→ WRITTEN TASK
Count the lines in the entries below that include the word "screenshot". Give nothing but the number.
%%
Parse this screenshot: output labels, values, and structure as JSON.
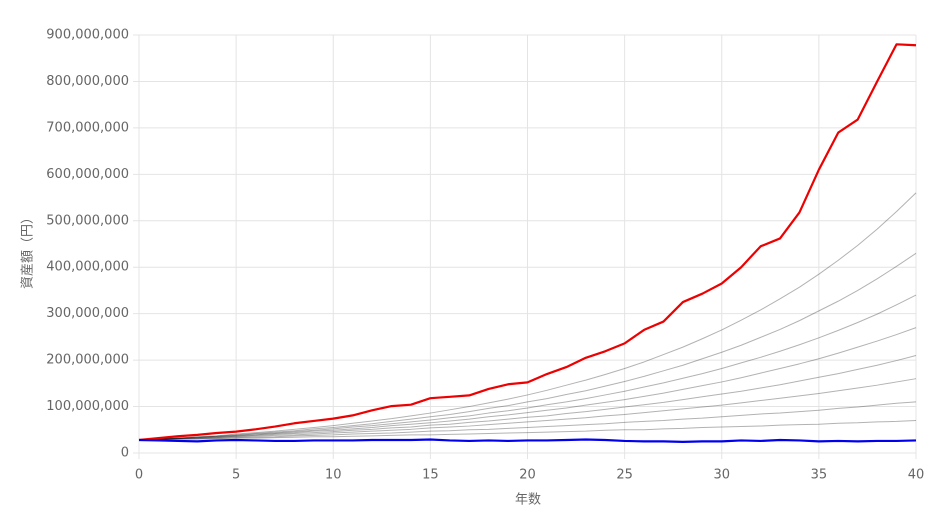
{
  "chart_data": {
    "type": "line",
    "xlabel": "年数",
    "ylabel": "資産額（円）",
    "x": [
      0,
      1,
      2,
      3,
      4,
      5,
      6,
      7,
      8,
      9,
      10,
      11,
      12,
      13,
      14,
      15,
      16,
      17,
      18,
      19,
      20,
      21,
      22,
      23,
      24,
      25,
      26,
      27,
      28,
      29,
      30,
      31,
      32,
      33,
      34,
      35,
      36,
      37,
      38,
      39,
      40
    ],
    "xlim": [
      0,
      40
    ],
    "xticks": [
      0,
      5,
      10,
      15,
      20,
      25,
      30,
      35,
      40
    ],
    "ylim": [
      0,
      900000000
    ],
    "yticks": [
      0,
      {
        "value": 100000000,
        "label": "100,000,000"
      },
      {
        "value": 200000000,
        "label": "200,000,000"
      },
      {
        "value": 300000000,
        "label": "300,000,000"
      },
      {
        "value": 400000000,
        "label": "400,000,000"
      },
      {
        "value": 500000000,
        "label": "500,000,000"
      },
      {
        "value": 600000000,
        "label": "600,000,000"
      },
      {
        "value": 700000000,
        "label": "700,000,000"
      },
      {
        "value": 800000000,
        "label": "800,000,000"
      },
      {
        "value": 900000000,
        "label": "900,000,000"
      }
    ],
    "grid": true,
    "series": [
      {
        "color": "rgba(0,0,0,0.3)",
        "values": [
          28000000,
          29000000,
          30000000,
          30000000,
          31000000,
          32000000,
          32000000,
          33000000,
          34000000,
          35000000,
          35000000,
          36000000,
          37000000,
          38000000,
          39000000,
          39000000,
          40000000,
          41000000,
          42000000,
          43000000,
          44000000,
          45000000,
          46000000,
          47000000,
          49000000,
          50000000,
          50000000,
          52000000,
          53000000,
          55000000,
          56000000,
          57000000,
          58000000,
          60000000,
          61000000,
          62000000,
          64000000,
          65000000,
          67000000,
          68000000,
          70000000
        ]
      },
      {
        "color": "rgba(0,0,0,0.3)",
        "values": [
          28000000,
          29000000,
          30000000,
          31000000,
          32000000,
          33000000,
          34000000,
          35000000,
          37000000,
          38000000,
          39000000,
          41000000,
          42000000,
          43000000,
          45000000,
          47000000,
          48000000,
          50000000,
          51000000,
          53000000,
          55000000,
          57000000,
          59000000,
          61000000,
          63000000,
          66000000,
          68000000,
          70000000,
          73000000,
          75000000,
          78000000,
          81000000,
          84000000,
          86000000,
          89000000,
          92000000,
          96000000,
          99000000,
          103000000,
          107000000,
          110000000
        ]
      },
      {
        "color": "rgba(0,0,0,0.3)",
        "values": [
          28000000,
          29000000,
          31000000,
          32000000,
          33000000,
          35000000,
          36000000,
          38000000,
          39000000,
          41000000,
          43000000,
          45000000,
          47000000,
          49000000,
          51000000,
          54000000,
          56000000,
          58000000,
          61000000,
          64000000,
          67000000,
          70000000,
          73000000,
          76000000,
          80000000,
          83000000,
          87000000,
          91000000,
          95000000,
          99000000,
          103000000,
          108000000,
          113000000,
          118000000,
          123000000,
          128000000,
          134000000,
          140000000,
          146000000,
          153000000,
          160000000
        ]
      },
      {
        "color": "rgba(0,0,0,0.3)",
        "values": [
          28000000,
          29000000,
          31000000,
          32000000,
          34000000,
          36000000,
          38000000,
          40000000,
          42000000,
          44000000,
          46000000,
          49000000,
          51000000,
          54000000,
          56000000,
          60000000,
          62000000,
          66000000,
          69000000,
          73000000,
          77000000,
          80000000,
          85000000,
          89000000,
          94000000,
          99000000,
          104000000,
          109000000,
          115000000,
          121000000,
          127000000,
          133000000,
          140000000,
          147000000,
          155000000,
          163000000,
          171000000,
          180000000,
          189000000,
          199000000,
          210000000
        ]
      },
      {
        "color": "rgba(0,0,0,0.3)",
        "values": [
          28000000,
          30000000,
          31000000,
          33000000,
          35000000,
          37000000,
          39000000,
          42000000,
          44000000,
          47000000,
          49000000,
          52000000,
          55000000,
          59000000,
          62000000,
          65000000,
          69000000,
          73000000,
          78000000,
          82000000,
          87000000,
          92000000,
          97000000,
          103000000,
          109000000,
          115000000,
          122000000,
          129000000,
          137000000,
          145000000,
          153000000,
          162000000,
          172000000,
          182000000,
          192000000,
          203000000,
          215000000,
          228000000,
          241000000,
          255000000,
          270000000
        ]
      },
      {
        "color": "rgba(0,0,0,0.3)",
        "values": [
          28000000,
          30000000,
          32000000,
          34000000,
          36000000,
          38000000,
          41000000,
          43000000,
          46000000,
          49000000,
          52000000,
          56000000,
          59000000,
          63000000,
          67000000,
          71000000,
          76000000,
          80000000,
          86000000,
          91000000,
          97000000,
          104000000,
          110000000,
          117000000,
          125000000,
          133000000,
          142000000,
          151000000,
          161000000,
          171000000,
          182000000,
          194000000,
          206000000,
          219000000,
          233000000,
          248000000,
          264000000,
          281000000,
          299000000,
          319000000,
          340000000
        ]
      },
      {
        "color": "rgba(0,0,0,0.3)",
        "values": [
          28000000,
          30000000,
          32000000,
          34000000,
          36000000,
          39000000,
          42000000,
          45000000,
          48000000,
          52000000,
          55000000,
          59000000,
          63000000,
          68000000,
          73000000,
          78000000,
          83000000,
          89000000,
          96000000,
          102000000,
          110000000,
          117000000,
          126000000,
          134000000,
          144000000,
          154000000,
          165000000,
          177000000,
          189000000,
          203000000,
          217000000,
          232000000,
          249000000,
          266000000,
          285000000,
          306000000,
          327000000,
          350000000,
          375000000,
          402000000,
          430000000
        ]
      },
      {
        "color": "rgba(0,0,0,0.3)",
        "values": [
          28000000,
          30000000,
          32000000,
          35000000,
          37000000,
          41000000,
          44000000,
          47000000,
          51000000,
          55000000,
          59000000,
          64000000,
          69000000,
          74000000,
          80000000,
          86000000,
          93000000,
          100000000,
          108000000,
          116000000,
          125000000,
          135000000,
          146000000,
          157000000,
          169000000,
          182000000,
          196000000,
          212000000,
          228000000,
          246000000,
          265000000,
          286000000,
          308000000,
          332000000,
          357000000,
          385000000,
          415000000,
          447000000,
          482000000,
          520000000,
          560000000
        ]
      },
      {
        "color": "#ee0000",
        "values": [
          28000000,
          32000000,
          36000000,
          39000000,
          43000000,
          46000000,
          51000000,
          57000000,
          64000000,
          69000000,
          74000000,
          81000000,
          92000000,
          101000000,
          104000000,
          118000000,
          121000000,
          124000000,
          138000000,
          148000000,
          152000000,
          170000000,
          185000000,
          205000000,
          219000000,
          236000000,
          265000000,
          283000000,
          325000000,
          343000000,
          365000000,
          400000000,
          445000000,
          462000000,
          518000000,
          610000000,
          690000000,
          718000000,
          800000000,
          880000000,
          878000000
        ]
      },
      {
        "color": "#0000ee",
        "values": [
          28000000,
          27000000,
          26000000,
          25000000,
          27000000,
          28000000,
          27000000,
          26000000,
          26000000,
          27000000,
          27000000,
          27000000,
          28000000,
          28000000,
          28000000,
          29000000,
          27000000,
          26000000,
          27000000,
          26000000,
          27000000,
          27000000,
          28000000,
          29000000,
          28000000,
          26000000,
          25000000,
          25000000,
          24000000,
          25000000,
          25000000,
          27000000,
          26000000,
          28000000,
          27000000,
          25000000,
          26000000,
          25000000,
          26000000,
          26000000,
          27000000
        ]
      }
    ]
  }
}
%%
%%
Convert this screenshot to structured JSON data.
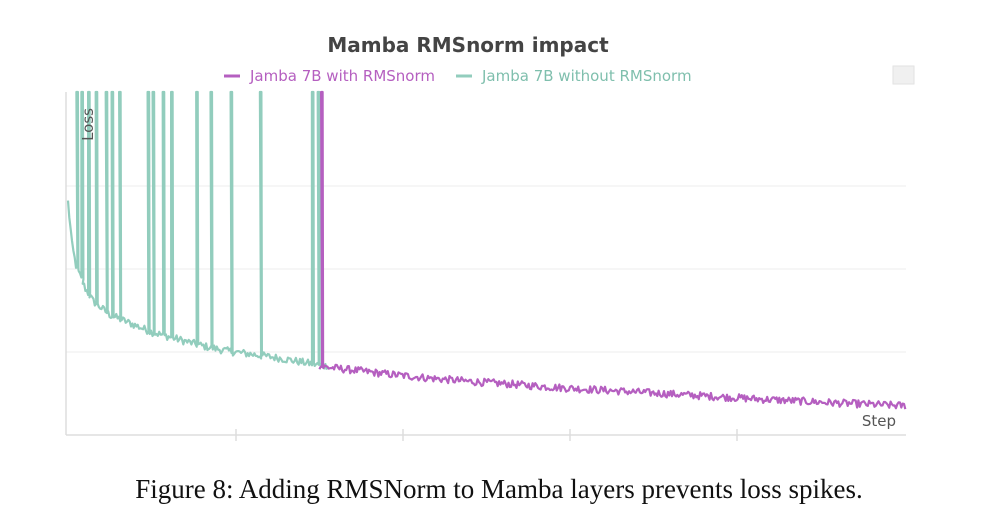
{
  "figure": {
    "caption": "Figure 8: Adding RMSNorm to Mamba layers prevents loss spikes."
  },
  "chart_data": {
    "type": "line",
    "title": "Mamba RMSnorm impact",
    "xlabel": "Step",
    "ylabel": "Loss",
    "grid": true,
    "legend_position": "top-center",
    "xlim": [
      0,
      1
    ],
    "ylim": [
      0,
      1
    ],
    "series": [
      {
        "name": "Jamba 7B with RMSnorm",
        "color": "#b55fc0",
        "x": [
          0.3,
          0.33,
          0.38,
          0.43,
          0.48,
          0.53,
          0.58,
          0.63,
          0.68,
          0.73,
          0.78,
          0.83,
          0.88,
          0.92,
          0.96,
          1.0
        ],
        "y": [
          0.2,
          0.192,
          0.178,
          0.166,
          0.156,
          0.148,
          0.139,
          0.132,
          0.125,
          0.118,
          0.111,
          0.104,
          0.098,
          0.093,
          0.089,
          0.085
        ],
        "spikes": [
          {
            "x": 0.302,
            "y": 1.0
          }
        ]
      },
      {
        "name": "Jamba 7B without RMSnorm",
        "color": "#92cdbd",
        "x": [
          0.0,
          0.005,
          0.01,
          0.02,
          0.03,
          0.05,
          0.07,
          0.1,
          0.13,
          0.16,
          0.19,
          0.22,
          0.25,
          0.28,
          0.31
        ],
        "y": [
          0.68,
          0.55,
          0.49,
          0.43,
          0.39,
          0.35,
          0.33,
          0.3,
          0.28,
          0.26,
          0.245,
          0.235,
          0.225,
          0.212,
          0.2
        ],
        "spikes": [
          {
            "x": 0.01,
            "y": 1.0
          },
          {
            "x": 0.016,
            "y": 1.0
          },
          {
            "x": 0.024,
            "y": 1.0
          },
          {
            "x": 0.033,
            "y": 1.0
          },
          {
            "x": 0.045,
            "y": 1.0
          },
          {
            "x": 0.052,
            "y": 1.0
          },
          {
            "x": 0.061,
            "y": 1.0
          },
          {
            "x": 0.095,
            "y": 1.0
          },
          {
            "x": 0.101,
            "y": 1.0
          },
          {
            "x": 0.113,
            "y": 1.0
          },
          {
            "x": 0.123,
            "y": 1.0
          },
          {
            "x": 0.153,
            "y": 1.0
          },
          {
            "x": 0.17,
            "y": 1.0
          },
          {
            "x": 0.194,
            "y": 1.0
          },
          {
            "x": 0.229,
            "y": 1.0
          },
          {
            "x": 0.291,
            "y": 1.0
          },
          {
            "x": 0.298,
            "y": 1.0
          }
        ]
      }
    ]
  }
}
%%
→ SOLUTION FOR THIS EXERCISE
2